## Texto fornecido
····················

O senhor teve papel fundamental na prisão do general chileno Augusto Pinochet. A Justiça tem sido efetiva em punir repressores e reparar as vítimas pelos crimes cometidos pelo regime militar na América do Sul?
Depende do ponto de vista, de como se olha a situação. Se observarmos o que foi feito na Argentina, no Chile, no Brasil e no Peru, ou recentemente na Colômbia, e compararmos, por exemplo, com o pouco feito na Espanha ou o quase nada em países que enfrentaram fenômenos similares, devemos concluir que na América do Sul fez-se bastante. Houve comissões da verdade e mecanismos de reparação. Recentemente, se elaboraram planos nacionais de busca de desaparecidos etc. Também temos visto julgamentos, a começar pelos tribunais nas juntas militares da Argentina, até os mais recentes processos contra os executores diretos e pessoas com cargos de menor hierarquia. No Chile, não pude julgar Pinochet porque ele faleceu antes. No momento de sua morte, ele estava sob custódia do Estado e em prisão domiciliar. Anedoticamente, ele morreu em 10 de dezembro de 2006, o Dia dos Direitos Humanos. Um paradoxo bastante curioso... Apesar de ele não ter sido julgado, sua polícia secreta foi submetida aos tribunais e condenada em numerosos processos que seguem seu curso até o dia de hoje, ainda que as penas possam ser desproporcionalmente baixas, pois aplica-se uma norma que permite reduzir, consideravelmente, a sanção devido ao tempo transcorrido.

Isso não parece frustrante, na medida em que os crimes não sejam punidos no máximo rigor da lei?
Gera uma certa sensação de impunidade, a respeito de crimes imprescritíveis. No Peru, Alberto Fujimori foi julgado e condenado pelas violações dos direitos humanos cometidas em casos como Barrios Altos e La Cantuta, ainda que atualmente se encontre em liberdade, depois de ter sido réu. Novamente, isso causa uma sensação de impunidade. No Brasil, houve um indulto a presos políticos e reparação às vítimas, a criação de uma Comissão de Mortos e Desaparecidos, e uma Comissão da Verdade. No entanto, até hoje não houve justiça penal. A impunidade segue reinando, apesar de vários pronunciamentos da Comissão e da Corte Interamericana de Direitos Humanos. Então, sei que fizeram avanços. Mas, em alguns casos, eles são insuficientes. Existe uma verdade geral sobre os sucedidos, com indicação das vítimas. Existem reparações, adotaram-se medidas de não repetição, mas a Justiça não tem sido tão diligente como deveria.

"No Brasil, a ditadura não foi derrotada, como tampouco o foi a da Espanha. Ela mesma negociou com a oposição uma transição sob sua medida"

····················

Listagens de elementos anotados:
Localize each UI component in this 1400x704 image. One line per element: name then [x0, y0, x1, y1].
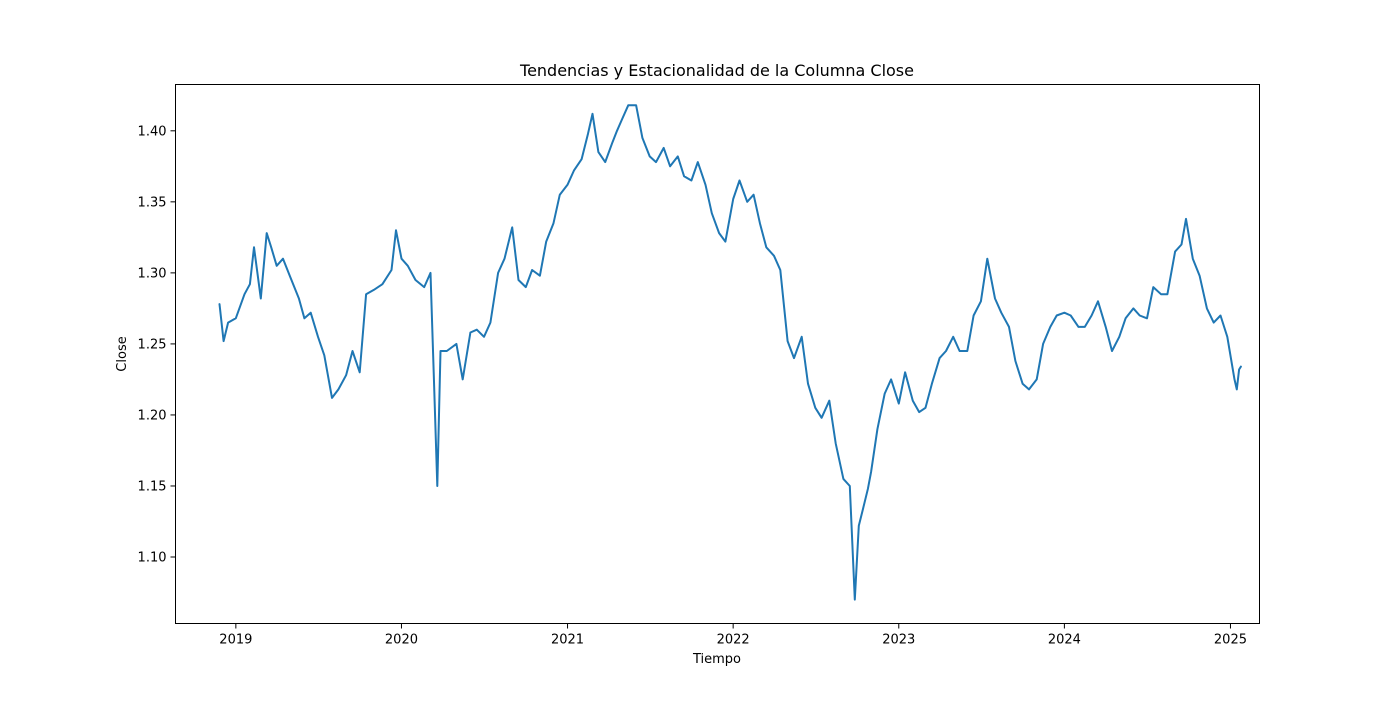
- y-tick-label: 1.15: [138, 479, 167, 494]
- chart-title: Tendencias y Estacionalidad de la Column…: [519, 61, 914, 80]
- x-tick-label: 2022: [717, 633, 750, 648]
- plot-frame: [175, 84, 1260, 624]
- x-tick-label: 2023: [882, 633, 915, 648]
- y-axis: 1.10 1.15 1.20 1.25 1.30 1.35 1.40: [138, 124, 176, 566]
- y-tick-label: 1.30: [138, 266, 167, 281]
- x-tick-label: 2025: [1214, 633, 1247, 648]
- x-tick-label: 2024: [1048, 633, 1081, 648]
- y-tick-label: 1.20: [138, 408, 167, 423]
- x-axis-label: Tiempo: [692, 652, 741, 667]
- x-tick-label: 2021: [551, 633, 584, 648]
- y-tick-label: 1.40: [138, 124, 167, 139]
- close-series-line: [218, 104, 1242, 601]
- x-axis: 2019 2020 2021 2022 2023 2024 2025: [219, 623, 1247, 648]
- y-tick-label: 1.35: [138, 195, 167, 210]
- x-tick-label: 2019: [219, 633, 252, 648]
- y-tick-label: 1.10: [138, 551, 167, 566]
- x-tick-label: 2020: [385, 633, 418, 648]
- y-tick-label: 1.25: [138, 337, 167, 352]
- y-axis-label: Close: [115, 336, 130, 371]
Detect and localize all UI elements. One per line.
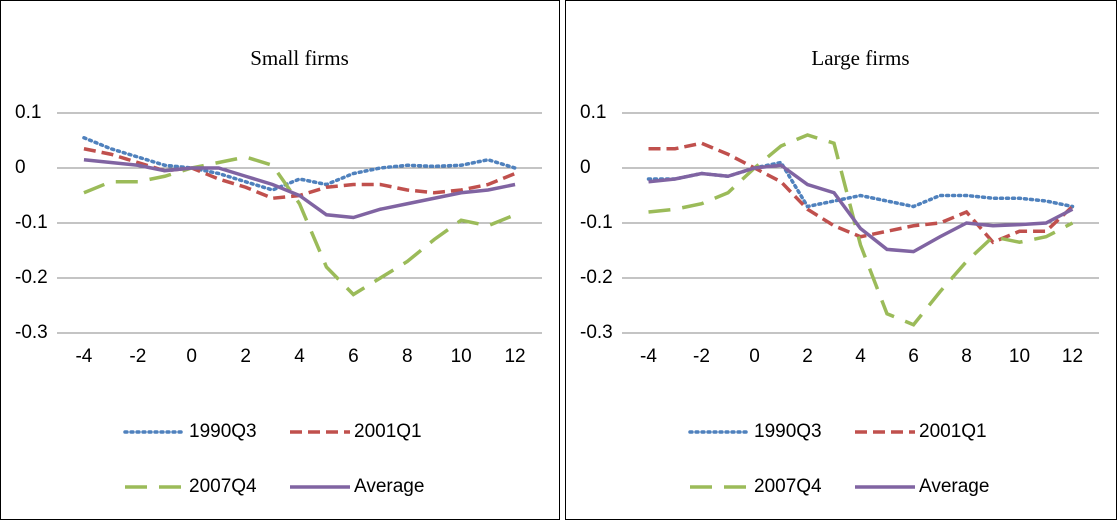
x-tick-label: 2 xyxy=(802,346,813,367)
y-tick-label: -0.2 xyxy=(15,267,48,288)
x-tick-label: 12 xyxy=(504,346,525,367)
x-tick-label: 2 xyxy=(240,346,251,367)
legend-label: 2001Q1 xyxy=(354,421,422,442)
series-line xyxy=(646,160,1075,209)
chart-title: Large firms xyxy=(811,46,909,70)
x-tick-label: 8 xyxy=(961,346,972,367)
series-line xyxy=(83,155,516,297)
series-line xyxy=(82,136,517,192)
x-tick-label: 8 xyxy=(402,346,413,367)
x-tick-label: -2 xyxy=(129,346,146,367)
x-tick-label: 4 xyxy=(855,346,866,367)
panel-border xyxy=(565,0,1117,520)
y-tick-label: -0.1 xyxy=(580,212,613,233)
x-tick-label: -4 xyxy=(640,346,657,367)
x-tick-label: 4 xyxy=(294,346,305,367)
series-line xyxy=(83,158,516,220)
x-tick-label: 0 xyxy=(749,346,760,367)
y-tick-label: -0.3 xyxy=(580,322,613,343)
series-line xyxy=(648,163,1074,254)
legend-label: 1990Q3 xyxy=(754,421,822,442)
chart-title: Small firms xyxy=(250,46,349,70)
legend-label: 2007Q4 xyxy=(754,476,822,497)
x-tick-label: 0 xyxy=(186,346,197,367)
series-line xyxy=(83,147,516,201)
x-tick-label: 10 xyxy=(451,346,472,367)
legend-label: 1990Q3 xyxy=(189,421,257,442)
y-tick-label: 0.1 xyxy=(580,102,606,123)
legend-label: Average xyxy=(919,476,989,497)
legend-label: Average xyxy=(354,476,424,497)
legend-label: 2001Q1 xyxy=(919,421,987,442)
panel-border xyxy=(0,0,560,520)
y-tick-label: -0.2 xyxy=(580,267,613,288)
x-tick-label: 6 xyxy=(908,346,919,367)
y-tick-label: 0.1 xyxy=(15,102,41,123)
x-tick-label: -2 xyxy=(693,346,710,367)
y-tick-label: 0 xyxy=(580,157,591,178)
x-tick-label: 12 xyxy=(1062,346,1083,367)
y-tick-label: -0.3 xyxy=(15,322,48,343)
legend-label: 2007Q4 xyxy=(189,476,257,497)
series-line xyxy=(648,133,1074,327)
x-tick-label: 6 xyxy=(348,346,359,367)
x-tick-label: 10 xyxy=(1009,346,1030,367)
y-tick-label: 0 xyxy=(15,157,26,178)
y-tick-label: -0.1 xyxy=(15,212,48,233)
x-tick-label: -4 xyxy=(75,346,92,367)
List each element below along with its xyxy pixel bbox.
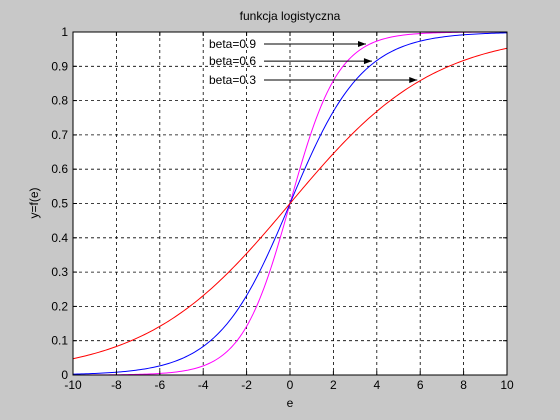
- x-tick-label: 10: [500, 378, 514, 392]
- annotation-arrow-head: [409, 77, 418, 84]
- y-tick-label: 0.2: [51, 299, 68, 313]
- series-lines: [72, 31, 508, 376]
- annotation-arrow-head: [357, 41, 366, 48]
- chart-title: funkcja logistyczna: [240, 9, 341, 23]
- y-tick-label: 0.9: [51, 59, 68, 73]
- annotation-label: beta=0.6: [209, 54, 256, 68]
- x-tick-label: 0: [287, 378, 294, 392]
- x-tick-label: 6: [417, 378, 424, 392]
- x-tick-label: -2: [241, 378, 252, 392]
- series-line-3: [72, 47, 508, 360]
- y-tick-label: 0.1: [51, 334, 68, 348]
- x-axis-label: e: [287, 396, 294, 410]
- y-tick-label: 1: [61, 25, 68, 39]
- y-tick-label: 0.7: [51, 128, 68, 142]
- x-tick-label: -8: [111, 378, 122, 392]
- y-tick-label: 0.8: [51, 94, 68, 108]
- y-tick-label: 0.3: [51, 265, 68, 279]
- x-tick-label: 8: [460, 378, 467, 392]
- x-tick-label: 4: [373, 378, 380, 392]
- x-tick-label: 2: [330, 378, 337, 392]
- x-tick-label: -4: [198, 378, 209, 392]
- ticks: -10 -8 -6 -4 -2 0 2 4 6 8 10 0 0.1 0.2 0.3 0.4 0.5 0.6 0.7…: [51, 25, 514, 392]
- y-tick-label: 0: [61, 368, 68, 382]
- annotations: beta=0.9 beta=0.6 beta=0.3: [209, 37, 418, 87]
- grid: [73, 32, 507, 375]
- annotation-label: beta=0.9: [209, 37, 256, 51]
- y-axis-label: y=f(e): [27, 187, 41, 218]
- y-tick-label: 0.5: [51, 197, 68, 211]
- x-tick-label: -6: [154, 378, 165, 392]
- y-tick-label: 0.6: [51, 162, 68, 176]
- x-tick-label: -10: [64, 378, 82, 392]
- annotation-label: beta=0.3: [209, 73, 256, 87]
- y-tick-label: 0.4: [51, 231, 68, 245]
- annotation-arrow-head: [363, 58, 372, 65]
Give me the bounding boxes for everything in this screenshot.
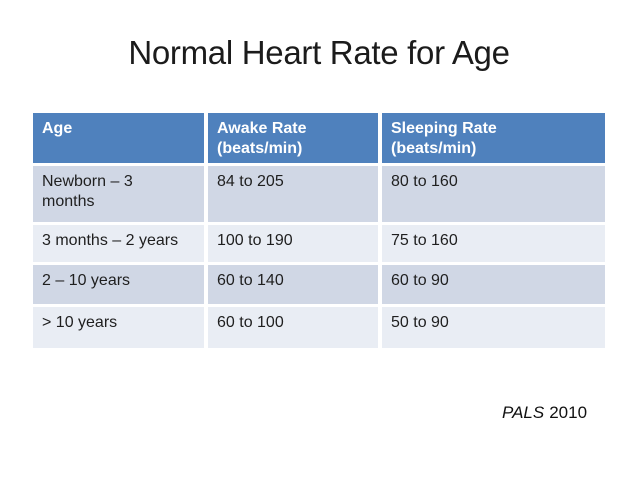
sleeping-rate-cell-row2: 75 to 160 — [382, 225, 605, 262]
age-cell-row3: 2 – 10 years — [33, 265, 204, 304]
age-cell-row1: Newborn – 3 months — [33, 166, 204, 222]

····················

## Complete o seguinte
1. Diga se cada afirmação abaixo está de acordo com a entrevista, respondendo sim ou não e citando literalmente as palavras da entrevista que decidem cada caso.
(a) Pinochet morreu no Dia dos Direitos Humanos de 2006.
(b) Pinochet chegou a ser julgado antes de morrer.
(c) No Brasil já houve justiça penal pelos crimes do regime.
2. Imprima o trecho da entrevista começando em "O senhor teve" e seguindo até "América do Sul?".
As linhas não têm relação alguma com a entrevista.

## Conjunto de respostas
1.
(a) Sim: "ele morreu em 10 de dezembro de 2006, o Dia dos Direitos Humanos"
(b) Não: "Apesar de ele não ter sido julgado"
(c) Não: "No entanto, até hoje não houve justiça penal."

2.
O senhor teve papel fundamental na prisão do general chileno Augusto Pinochet. A Justiça tem sido efetiva em punir repressores e reparar as vítimas pelos crimes cometidos pelo regime militar na América do Sul?